[Figure record listings]
○ ○ ○
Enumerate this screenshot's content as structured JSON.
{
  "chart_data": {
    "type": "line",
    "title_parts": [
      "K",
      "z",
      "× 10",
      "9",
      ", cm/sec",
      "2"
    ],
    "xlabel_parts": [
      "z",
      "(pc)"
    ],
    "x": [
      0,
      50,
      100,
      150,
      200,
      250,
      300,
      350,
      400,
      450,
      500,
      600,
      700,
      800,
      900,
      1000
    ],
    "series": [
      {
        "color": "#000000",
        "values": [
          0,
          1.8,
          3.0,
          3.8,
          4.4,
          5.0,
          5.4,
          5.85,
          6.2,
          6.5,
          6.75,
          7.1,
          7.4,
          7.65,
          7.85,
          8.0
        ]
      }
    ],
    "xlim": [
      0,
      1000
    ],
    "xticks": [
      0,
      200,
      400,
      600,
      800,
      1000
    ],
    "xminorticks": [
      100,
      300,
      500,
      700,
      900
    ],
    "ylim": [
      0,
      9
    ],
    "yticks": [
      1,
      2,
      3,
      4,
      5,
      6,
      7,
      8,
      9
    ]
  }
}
○ ○ ○
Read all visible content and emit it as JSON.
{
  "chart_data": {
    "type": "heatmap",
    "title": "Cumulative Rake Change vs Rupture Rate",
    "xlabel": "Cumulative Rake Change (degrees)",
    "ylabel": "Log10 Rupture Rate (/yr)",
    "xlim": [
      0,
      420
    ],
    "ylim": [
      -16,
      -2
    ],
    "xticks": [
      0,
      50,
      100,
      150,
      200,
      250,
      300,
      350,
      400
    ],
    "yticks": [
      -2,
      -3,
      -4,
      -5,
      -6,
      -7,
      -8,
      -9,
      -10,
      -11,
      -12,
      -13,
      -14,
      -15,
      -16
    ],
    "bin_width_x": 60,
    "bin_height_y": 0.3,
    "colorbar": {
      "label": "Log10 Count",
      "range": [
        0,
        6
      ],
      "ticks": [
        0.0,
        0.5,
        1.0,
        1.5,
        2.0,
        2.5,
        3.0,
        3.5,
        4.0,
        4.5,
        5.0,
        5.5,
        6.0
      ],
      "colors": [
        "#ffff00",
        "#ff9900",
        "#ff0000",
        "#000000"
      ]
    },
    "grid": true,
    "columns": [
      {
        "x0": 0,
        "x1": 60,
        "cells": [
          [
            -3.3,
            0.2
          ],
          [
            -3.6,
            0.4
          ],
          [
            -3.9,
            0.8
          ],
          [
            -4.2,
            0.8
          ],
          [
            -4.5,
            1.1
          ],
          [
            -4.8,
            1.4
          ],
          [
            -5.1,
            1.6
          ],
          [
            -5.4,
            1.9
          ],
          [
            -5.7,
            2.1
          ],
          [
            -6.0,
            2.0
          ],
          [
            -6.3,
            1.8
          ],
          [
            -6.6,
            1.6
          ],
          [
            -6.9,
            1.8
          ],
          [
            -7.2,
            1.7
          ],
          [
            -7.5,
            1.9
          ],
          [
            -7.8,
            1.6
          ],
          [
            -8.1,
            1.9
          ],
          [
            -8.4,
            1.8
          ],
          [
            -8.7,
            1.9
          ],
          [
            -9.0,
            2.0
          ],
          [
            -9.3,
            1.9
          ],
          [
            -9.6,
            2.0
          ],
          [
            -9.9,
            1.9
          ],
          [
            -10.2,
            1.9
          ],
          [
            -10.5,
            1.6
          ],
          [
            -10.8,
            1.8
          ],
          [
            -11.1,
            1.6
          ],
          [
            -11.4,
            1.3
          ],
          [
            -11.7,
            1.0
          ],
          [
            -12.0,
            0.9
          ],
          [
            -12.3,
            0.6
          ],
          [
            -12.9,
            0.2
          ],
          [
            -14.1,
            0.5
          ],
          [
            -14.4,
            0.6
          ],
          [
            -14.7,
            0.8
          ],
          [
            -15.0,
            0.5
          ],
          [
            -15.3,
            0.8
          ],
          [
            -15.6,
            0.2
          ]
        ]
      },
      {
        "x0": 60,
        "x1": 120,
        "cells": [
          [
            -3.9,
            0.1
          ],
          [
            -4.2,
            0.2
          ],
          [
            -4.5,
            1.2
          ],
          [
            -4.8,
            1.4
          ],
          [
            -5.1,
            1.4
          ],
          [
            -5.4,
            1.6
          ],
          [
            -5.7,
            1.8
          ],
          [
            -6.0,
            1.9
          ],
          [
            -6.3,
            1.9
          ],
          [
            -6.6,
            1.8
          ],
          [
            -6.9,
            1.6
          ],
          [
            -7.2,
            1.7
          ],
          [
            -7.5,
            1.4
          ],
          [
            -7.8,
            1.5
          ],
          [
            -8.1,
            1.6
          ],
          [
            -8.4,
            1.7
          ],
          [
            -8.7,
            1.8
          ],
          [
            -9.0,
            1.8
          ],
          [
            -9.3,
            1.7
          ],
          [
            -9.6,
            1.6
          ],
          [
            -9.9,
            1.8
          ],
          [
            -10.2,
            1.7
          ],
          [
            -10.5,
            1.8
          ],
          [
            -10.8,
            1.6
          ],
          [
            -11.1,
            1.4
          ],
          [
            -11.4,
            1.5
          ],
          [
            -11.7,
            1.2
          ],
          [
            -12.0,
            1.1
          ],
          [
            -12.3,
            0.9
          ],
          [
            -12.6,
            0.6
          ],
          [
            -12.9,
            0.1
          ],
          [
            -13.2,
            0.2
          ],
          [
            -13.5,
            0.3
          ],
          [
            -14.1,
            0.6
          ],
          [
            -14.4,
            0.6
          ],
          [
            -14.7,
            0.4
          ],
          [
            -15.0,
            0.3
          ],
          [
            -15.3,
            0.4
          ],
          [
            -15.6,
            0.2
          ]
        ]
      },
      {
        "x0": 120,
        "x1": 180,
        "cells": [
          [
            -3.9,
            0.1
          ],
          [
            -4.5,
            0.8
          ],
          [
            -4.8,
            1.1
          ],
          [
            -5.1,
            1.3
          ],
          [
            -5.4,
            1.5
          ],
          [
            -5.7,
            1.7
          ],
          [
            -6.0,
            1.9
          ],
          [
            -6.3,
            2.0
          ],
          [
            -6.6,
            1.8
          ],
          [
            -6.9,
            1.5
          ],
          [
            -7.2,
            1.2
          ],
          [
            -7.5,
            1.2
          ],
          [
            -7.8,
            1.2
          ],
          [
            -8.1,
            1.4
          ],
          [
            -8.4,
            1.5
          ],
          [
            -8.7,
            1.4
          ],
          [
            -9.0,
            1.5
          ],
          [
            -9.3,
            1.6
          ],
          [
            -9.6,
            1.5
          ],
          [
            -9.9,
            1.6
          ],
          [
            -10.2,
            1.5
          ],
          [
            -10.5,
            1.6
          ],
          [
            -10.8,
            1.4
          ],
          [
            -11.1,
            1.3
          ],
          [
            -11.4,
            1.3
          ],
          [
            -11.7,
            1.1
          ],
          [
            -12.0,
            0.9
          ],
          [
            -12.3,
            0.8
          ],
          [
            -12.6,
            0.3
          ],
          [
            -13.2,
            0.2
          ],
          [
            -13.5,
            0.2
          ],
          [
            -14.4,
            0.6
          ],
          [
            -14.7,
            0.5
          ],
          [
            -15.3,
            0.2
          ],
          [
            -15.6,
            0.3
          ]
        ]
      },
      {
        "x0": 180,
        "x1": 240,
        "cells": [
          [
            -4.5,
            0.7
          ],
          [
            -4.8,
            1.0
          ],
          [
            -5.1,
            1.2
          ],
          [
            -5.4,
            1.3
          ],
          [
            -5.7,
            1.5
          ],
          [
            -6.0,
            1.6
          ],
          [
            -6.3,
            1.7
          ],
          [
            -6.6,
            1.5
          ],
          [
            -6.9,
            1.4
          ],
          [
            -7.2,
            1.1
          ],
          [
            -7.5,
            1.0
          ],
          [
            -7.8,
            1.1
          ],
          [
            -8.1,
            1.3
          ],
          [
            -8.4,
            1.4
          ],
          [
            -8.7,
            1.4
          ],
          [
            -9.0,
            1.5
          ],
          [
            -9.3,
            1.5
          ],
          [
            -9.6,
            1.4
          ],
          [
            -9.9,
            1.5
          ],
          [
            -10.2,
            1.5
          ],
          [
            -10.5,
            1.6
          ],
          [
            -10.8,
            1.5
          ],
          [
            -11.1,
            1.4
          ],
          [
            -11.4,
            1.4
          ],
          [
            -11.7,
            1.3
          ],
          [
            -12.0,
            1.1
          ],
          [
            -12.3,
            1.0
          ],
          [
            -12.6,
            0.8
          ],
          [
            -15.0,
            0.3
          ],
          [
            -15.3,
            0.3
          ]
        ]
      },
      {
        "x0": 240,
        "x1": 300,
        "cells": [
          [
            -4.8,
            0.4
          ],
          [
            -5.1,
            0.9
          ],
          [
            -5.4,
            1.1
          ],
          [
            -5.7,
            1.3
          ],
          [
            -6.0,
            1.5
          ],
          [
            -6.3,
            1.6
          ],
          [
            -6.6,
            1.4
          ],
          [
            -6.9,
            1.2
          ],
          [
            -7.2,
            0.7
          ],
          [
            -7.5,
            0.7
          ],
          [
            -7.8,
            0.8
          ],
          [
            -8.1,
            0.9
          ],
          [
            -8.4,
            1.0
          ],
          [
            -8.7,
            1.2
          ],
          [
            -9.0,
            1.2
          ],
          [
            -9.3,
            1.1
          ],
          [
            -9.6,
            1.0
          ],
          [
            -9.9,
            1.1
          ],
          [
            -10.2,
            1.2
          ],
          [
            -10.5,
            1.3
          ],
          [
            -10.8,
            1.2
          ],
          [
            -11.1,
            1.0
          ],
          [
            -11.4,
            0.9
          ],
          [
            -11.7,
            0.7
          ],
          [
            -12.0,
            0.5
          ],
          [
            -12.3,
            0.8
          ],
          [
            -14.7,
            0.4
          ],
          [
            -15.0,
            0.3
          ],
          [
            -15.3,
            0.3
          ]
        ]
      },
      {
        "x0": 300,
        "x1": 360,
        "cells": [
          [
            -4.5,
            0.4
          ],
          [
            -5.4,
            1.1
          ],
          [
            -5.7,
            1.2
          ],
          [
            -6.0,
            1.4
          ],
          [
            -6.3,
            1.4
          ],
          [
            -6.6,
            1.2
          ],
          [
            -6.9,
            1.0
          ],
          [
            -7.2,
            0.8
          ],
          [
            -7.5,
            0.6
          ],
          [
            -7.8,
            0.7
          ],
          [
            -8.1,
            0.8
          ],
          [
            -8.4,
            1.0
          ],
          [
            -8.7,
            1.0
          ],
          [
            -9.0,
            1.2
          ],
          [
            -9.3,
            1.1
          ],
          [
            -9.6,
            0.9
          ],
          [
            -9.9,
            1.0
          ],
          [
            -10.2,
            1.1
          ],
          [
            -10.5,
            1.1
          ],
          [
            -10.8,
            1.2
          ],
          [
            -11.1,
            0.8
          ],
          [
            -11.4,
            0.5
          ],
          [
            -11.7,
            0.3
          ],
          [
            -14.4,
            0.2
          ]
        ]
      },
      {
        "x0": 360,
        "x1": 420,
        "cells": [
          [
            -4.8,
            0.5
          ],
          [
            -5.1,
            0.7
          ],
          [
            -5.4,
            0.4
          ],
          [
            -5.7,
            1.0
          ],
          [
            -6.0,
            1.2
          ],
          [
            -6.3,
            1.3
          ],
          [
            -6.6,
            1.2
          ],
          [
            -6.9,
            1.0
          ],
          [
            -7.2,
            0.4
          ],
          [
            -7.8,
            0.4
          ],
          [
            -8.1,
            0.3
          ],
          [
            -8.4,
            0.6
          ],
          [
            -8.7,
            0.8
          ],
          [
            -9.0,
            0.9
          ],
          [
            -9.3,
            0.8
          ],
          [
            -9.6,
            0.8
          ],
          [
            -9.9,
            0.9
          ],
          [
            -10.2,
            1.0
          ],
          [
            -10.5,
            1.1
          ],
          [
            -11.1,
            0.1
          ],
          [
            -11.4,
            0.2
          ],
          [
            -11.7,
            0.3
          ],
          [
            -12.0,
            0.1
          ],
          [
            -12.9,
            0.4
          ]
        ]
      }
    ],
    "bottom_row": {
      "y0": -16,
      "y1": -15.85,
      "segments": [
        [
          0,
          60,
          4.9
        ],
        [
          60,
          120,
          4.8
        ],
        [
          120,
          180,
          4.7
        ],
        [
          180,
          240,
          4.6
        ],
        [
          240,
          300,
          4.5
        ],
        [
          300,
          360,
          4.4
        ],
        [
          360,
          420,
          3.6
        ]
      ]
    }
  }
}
○ ○ ○
■ WHAT IS NEEDED:
Search the lines above for the string "Rupture", then show every one that has it.

■ TASK SOLUTION:
    "title": "Cumulative Rake Change vs Rupture Rate",
    "ylabel": "Log10 Rupture Rate (/yr)",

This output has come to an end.